» **Amaç a**
Komisyon konuşmasını baştan sona, hiçbir değişiklik yapmadan yineleyiniz.

» **Çıkarılan Metin**

KOMİSYON KONUŞMASI

MEHMET HİLAL KAPLAN (Kocaeli) - Teşekkür ediyorum Sayın Başkan.

Değerli Bakanım, Komisyonumuzun değerli üyeleri, değerli meslek odaları temsilcileri; hepinizi saygıyla selamlıyorum. Bir saate yakın süredir, tam bir saat gibi oldu, izliyorum, sadece 6'ncı madde mi konuşuluyor diye Sayın Bakanıma sorma ihtiyacı hissettim. Hayır, anladığım kadarıyla herkes konuşuyor. Dolayısıyla ben de başka maddelerde konuşmak için beklediğim bir noktayı paylaşmak istiyorum.

Şimdi, özellikle 9'uncu maddede işletme ruhsatı bedeli ve ilgili birim tarafından, valilik tarafından verilen ruhsatla ilgili yüzde 30 çevre ve uyum planıyla ilgili harcaması gereken bir rakamdan bahsediliyor. Sayın Bakanım, özellikle paylaşmak istediğim nokta şu: Sınıflandırmanın içerisinde, 1, 1/A, 2/A, 2/B gibi birçok maddenin içerisinde, genel çerçeveyle baktığımızda taş ocakları var. Taş ocaklarının çevreye verdikleri zarardan, olumsuz etkilerden şu kanun tasarısında hiç bahsedilmiyor. Son yaşanan "iş kazaları" diyelim, talihsiz hadiseden sonra insanlarımızın yaşamını yitirmesi nedeniyle bu alanlarda iş güvenliğiyle ilgili tedbir alınmasıyla ilgili 22'nci maddede veya 23'üncü maddede konunun işletmesiyle ilgili "iş sağlığı ve iş güvenliği tedbirleri için Çalışma Bakanlığından bilgi alınması ve bu çerçevede değerlendirilmesi" diye bir olumlu madde var. Ancak, işin ilginç tarafı, ormanları, doğal kaynaklarımızı, ekolojik dengemizi en çok olumsuz etkileyen taş ocakları ve bu gibi madenlerle ilgili, mermer gibi vesaieresi dâhil bunun içerisine, nedense hiçbirisinde çevre düzenlemesiyle ilgili ya da Çevre Kanunu'yla ilgili uygundur diye bir cümle yok.

» **Bir veri kümesinde listelenen girdiler**
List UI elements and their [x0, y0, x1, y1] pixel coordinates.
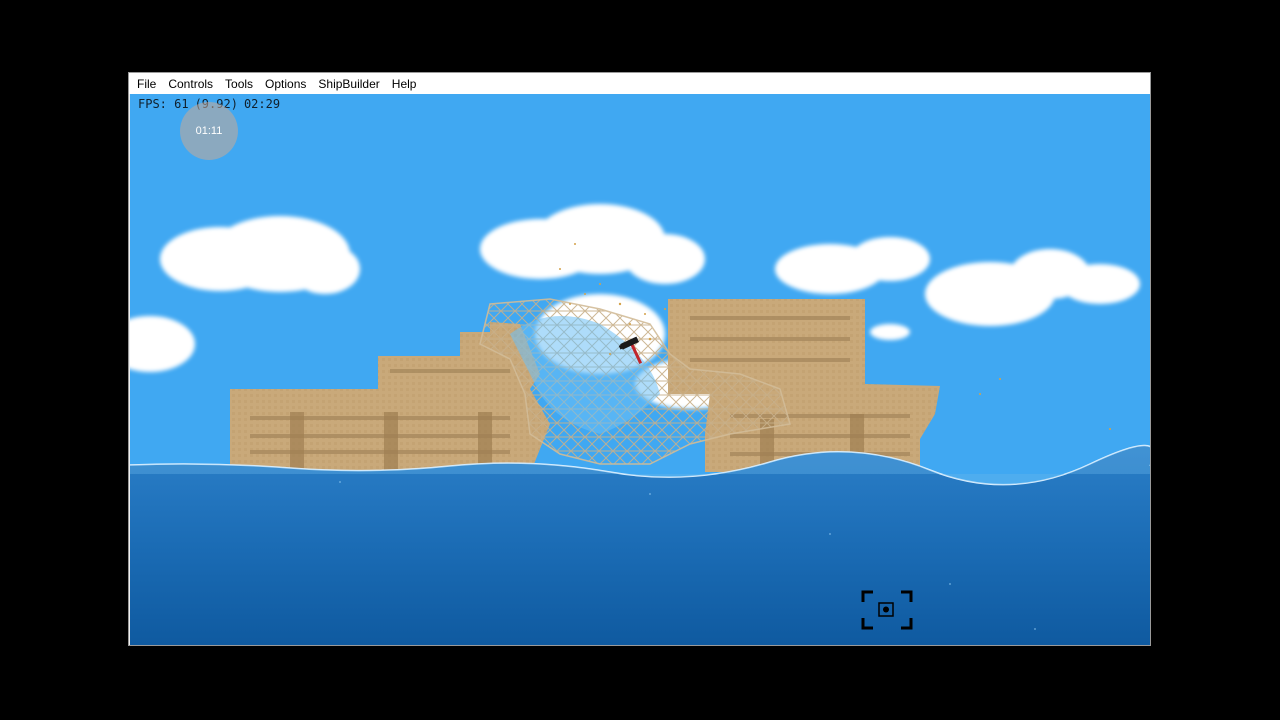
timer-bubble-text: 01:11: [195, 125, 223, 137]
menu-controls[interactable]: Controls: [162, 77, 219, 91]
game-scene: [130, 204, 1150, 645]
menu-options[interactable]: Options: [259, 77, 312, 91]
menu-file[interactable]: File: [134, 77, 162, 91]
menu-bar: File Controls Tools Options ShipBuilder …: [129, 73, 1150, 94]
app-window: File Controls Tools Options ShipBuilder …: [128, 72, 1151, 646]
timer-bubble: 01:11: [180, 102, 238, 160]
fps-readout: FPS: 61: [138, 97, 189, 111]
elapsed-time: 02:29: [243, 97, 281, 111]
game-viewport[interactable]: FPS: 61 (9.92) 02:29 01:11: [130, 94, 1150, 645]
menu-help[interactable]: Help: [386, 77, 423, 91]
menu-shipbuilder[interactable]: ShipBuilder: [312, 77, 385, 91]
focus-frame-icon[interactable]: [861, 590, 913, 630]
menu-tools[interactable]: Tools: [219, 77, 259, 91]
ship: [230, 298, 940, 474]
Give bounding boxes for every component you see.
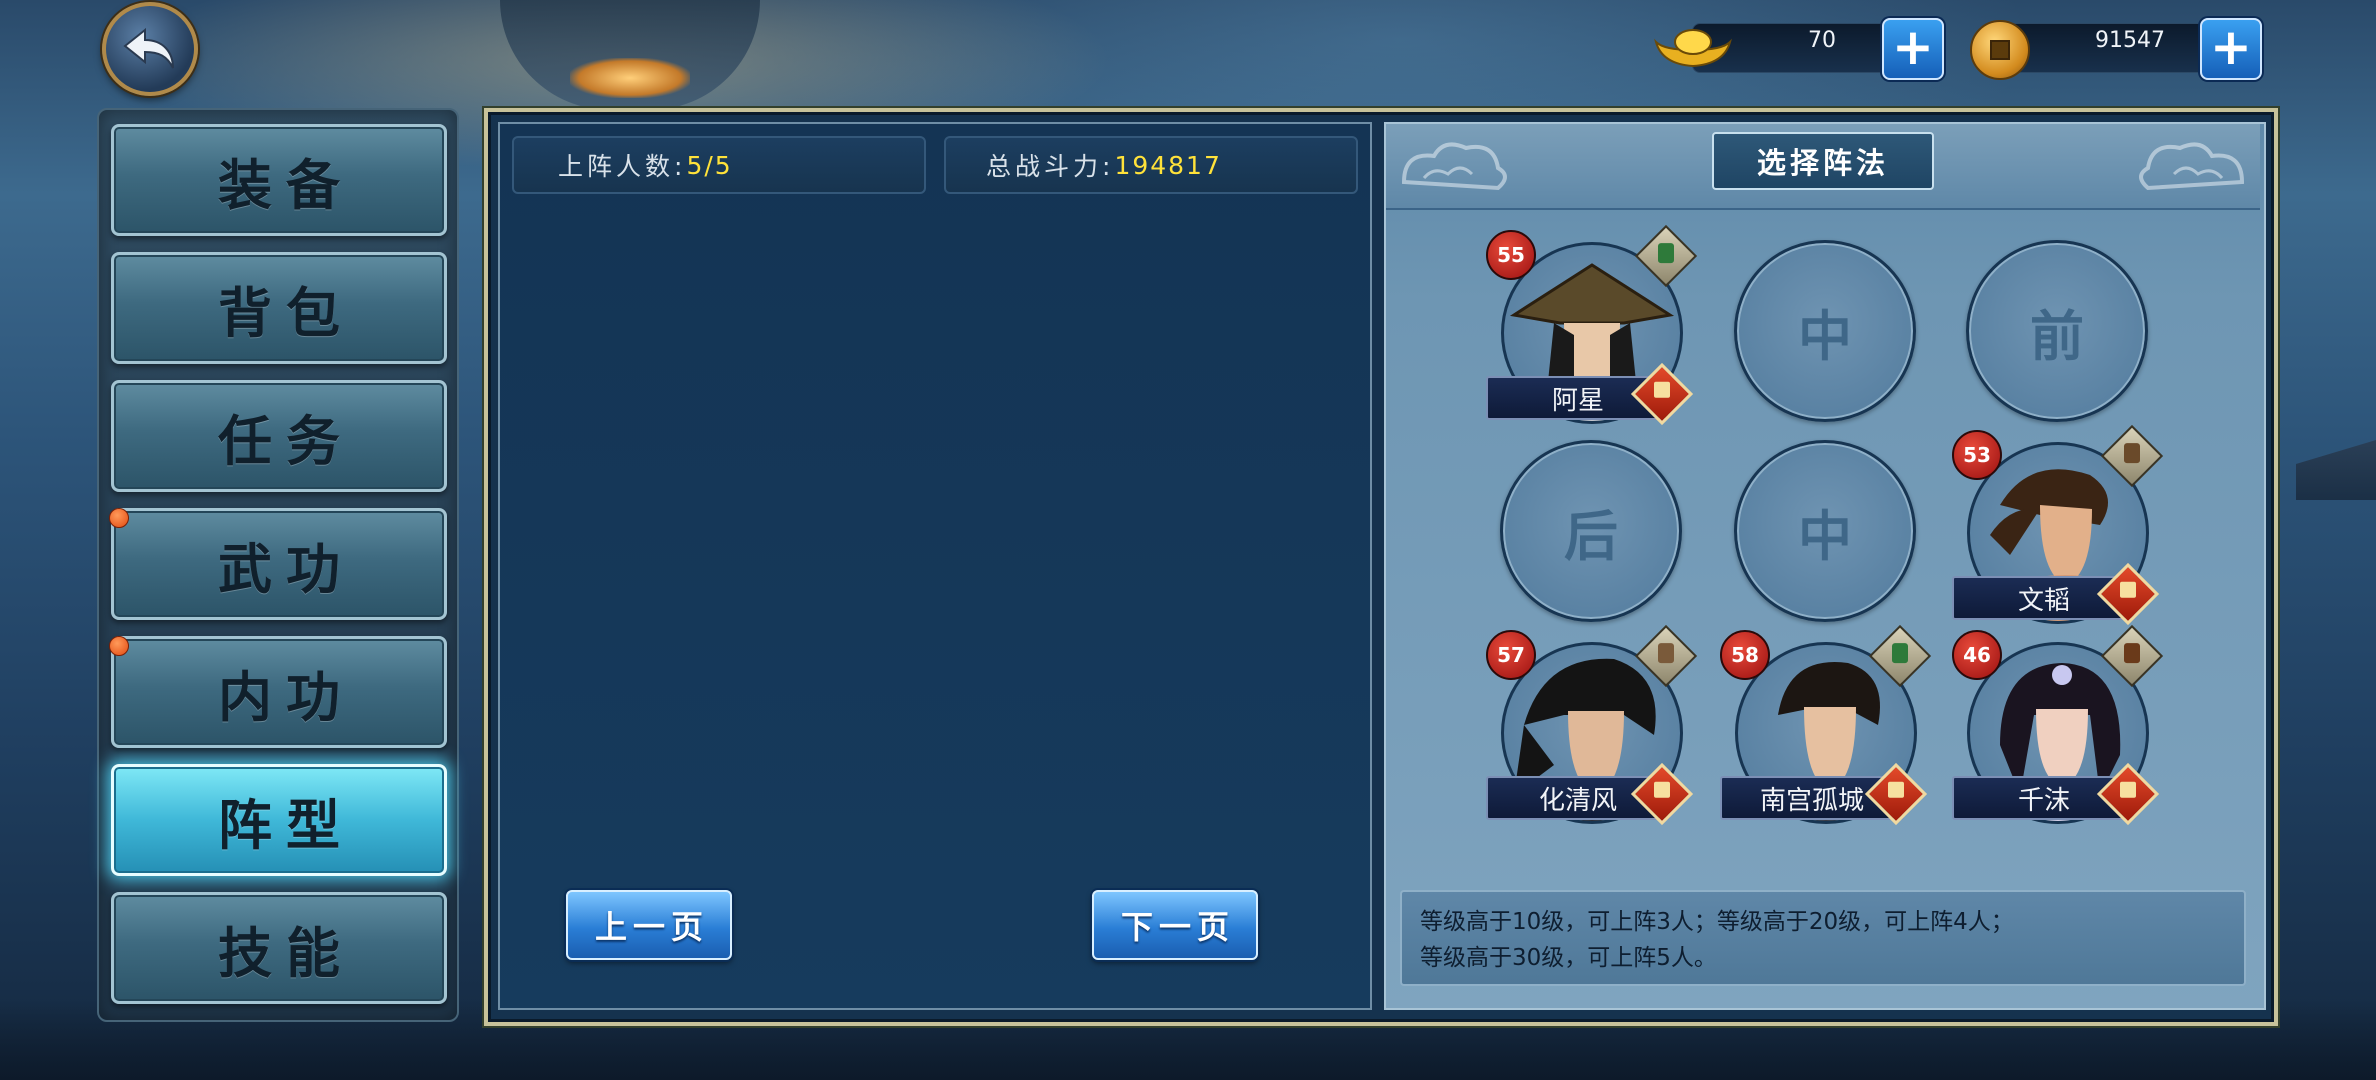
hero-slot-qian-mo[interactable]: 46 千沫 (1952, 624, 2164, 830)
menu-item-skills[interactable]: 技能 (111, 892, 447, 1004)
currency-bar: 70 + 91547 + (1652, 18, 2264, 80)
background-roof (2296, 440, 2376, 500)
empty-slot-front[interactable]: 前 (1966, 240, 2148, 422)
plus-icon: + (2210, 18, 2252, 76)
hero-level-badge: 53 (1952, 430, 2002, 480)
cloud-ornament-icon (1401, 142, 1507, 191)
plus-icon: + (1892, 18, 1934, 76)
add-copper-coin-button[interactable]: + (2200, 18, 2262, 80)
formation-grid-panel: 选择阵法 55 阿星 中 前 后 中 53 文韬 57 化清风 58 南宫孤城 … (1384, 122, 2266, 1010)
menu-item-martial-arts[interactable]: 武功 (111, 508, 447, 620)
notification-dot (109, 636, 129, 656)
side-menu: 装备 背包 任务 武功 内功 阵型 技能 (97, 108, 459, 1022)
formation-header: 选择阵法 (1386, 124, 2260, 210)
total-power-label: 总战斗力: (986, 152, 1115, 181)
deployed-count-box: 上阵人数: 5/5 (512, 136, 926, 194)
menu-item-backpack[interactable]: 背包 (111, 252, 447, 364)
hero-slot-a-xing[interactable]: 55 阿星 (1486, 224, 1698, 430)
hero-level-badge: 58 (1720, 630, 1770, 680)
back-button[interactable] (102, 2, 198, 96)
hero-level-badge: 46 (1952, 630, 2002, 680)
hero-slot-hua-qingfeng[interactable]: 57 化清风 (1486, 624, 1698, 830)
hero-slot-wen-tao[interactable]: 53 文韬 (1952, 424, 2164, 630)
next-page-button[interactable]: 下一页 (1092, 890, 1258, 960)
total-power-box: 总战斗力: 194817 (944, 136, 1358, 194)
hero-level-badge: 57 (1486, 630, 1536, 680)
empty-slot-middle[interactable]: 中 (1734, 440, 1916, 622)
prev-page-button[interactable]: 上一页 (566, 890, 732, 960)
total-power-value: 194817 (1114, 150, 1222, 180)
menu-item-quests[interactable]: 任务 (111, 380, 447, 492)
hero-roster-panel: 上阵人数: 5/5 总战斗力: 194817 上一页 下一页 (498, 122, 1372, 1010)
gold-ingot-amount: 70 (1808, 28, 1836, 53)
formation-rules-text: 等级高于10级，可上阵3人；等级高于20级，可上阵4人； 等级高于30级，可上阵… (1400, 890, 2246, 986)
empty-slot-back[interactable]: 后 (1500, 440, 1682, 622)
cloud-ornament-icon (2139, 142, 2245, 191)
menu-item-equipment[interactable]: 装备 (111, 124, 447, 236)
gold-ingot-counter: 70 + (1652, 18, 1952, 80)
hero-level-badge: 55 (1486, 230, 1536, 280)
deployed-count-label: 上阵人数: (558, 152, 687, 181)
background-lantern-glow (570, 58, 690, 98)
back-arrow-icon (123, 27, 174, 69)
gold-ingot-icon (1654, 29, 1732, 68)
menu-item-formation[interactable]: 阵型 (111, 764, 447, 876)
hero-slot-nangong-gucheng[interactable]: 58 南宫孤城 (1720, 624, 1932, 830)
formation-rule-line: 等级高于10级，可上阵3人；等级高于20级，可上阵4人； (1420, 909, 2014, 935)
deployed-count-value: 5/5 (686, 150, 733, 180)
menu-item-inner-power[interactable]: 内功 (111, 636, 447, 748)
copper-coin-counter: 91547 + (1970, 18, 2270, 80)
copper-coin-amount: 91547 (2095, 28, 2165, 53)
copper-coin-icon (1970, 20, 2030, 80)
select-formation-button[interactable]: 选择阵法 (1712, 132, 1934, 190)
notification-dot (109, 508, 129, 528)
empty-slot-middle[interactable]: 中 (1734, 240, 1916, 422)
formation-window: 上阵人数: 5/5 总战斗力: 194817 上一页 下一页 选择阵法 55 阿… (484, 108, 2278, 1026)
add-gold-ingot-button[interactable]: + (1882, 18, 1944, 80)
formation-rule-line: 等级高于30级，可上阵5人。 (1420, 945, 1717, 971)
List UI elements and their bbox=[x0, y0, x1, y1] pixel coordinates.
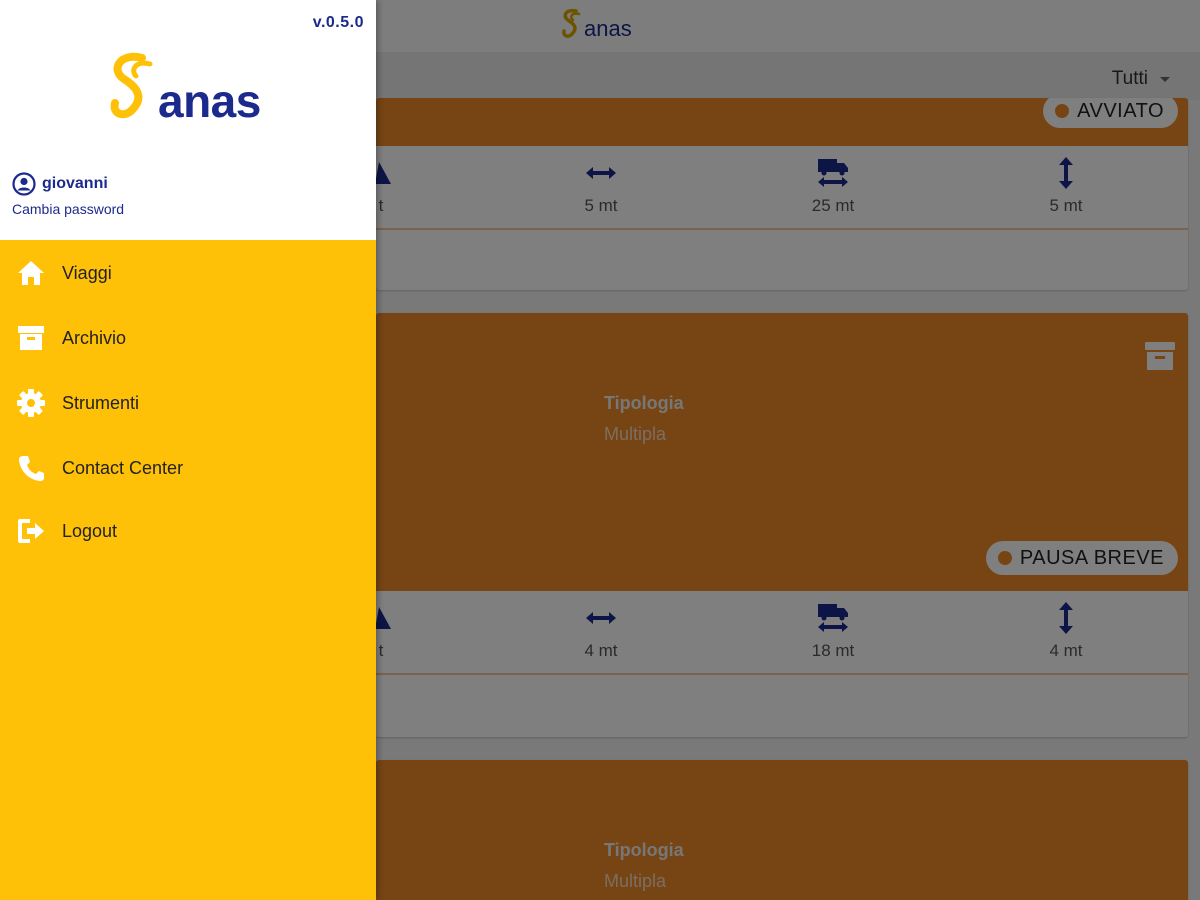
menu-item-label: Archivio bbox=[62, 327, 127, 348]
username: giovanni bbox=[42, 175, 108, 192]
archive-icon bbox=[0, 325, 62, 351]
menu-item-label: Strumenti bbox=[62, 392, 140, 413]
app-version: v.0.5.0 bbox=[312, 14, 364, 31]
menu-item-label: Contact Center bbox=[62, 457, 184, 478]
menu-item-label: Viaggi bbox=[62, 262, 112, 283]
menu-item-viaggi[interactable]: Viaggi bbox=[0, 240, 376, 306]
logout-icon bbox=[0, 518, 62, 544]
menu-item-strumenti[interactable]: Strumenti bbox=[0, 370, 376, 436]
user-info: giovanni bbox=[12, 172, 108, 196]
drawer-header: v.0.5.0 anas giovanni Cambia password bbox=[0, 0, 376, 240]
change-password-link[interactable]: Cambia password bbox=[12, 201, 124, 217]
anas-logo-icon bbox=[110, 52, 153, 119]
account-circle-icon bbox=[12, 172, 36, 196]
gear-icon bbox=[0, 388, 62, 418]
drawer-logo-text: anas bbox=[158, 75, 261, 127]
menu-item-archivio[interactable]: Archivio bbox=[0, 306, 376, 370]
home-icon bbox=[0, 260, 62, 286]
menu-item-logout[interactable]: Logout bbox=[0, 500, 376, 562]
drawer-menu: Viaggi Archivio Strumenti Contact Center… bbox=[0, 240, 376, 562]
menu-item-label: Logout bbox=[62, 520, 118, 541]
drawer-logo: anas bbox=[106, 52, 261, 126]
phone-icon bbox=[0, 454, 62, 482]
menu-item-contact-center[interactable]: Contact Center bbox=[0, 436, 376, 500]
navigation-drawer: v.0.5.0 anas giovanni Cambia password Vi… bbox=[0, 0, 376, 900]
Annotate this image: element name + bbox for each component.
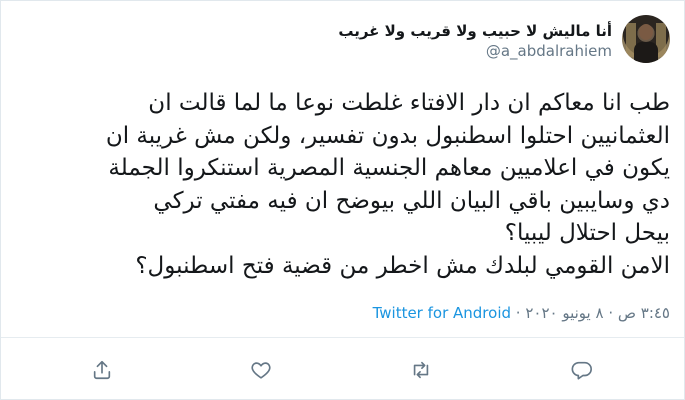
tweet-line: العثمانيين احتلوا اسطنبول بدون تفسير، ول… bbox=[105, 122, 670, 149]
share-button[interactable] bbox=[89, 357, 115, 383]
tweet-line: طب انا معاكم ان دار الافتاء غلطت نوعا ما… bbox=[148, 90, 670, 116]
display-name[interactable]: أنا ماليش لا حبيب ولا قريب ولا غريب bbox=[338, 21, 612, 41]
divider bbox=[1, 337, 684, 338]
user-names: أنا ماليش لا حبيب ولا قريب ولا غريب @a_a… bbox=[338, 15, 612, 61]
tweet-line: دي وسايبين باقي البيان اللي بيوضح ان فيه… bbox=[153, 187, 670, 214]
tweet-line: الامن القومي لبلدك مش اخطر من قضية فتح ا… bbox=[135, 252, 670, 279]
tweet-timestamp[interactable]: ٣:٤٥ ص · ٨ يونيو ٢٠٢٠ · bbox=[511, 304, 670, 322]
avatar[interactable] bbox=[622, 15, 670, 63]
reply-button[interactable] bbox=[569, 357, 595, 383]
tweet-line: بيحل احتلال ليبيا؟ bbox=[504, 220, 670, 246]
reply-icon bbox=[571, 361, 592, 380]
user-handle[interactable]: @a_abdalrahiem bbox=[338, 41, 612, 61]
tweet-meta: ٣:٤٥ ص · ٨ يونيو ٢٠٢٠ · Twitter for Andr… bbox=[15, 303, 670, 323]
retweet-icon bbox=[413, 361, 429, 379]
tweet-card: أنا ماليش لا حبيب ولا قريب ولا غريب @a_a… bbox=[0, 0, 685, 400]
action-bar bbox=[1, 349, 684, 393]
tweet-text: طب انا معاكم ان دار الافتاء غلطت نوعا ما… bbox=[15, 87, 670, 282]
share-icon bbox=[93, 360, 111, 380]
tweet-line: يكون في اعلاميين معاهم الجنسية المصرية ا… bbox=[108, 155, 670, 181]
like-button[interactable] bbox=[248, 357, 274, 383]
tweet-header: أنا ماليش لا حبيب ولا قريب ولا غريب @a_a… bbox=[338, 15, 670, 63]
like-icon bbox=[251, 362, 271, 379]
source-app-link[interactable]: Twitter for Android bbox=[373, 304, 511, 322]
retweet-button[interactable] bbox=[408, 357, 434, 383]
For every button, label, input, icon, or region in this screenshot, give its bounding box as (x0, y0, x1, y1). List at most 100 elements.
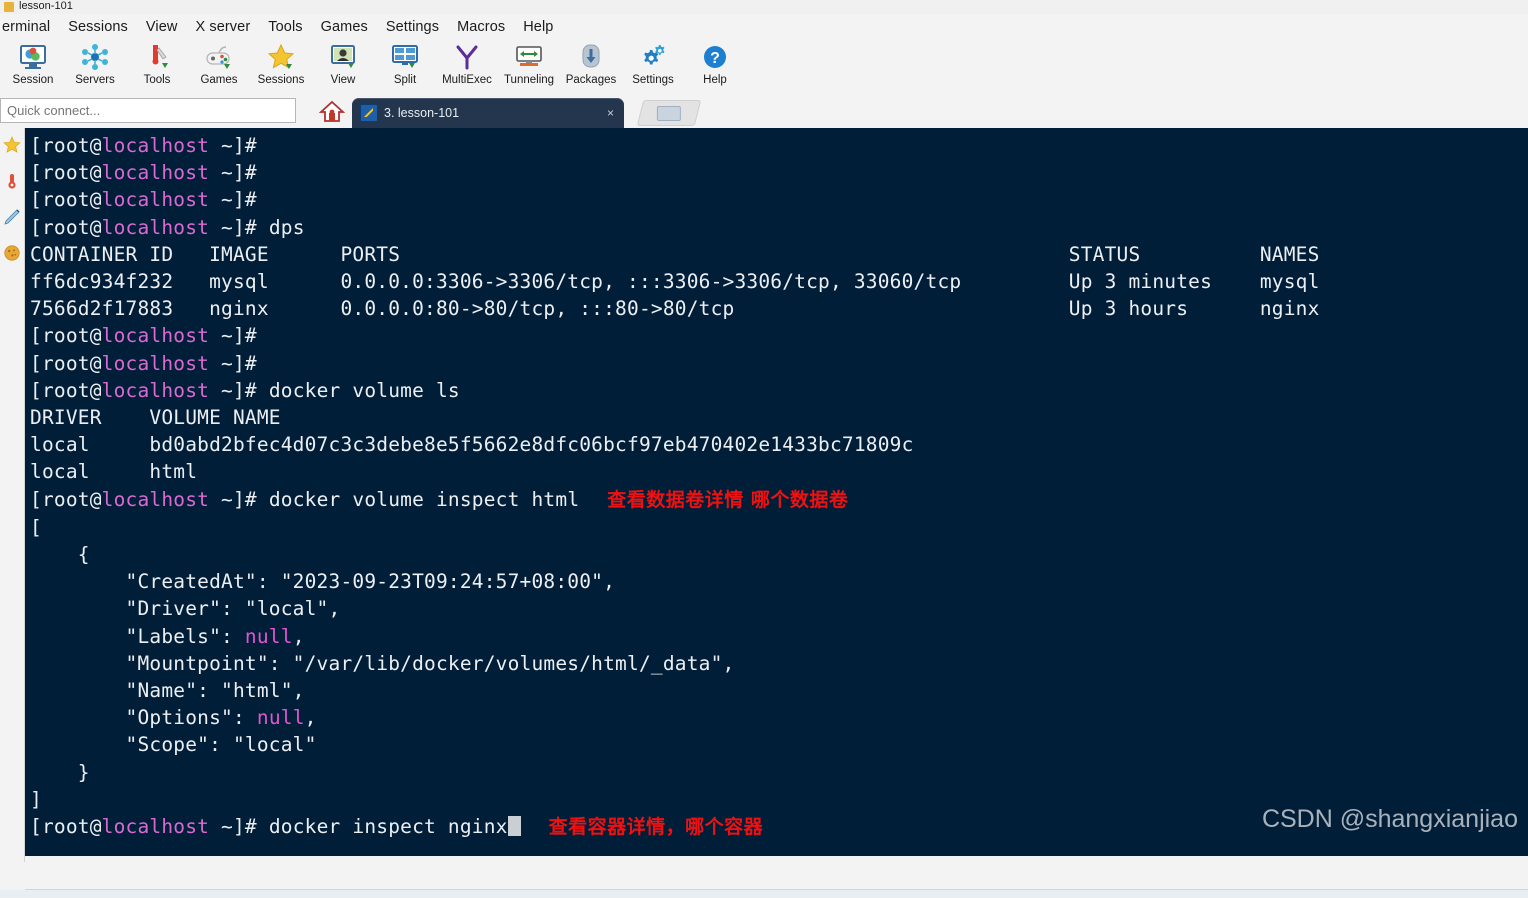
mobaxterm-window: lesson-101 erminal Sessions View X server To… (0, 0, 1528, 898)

» **Amaç b**
Girdilerde "timer-bubble-text: 01:11: [195, 125, 223, 137]" ifadesini içeren satırdan başlayıp "game-viewport[interactable]: FPS: 61" ifadesini içeren satırda biten bölümü, iki uçtaki satırlar da dahil olmak üzere aynen kopyalayınız. Bu satırların dışında hiçbir şey yazmayınız.

» **Alıştırma Yanıtı a**
KOMİSYON KONUŞMASI

MEHMET HİLAL KAPLAN (Kocaeli) - Teşekkür ediyorum Sayın Başkan.

Değerli Bakanım, Komisyonumuzun değerli üyeleri, değerli meslek odaları temsilcileri; hepinizi saygıyla selamlıyorum. Bir saate yakın süredir, tam bir saat gibi oldu, izliyorum, sadece 6'ncı madde mi konuşuluyor diye Sayın Bakanıma sorma ihtiyacı hissettim. Hayır, anladığım kadarıyla herkes konuşuyor. Dolayısıyla ben de başka maddelerde konuşmak için beklediğim bir noktayı paylaşmak istiyorum.

Şimdi, özellikle 9'uncu maddede işletme ruhsatı bedeli ve ilgili birim tarafından, valilik tarafından verilen ruhsatla ilgili yüzde 30 çevre ve uyum planıyla ilgili harcaması gereken bir rakamdan bahsediliyor. Sayın Bakanım, özellikle paylaşmak istediğim nokta şu: Sınıflandırmanın içerisinde, 1, 1/A, 2/A, 2/B gibi birçok maddenin içerisinde, genel çerçeveyle baktığımızda taş ocakları var. Taş ocaklarının çevreye verdikleri zarardan, olumsuz etkilerden şu kanun tasarısında hiç bahsedilmiyor. Son yaşanan "iş kazaları" diyelim, talihsiz hadiseden sonra insanlarımızın yaşamını yitirmesi nedeniyle bu alanlarda iş güvenliğiyle ilgili tedbir alınmasıyla ilgili 22'nci maddede veya 23'üncü maddede konunun işletmesiyle ilgili "iş sağlığı ve iş güvenliği tedbirleri için Çalışma Bakanlığından bilgi alınması ve bu çerçevede değerlendirilmesi" diye bir olumlu madde var. Ancak, işin ilginç tarafı, ormanları, doğal kaynaklarımızı, ekolojik dengemizi en çok olumsuz etkileyen taş ocakları ve bu gibi madenlerle ilgili, mermer gibi vesaieresi dâhil bunun içerisine, nedense hiçbirisinde çevre düzenlemesiyle ilgili ya da Çevre Kanunu'yla ilgili uygundur diye bir cümle yok.

» **Alıştırma Yanıtı b**
timer-bubble-text: 01:11: [195, 125, 223, 137]
menu-controls[interactable]: Controls: [162, 77, 219, 91]
game-scene: [130, 204, 1150, 645]
menu-options[interactable]: Options: [259, 77, 312, 91]
menu-file[interactable]: File: [134, 77, 162, 91]
menu-bar: File Controls Tools Options ShipBuilder …: [129, 73, 1150, 94]
app-window: File Controls Tools Options ShipBuilder …: [128, 72, 1151, 646]
timer-bubble: 01:11: [180, 102, 238, 160]
fps-readout: FPS: 61: [138, 97, 189, 111]
elapsed-time: 02:29: [243, 97, 281, 111]
game-viewport[interactable]: FPS: 61 (9.92) 02:29 01:11: [130, 94, 1150, 645]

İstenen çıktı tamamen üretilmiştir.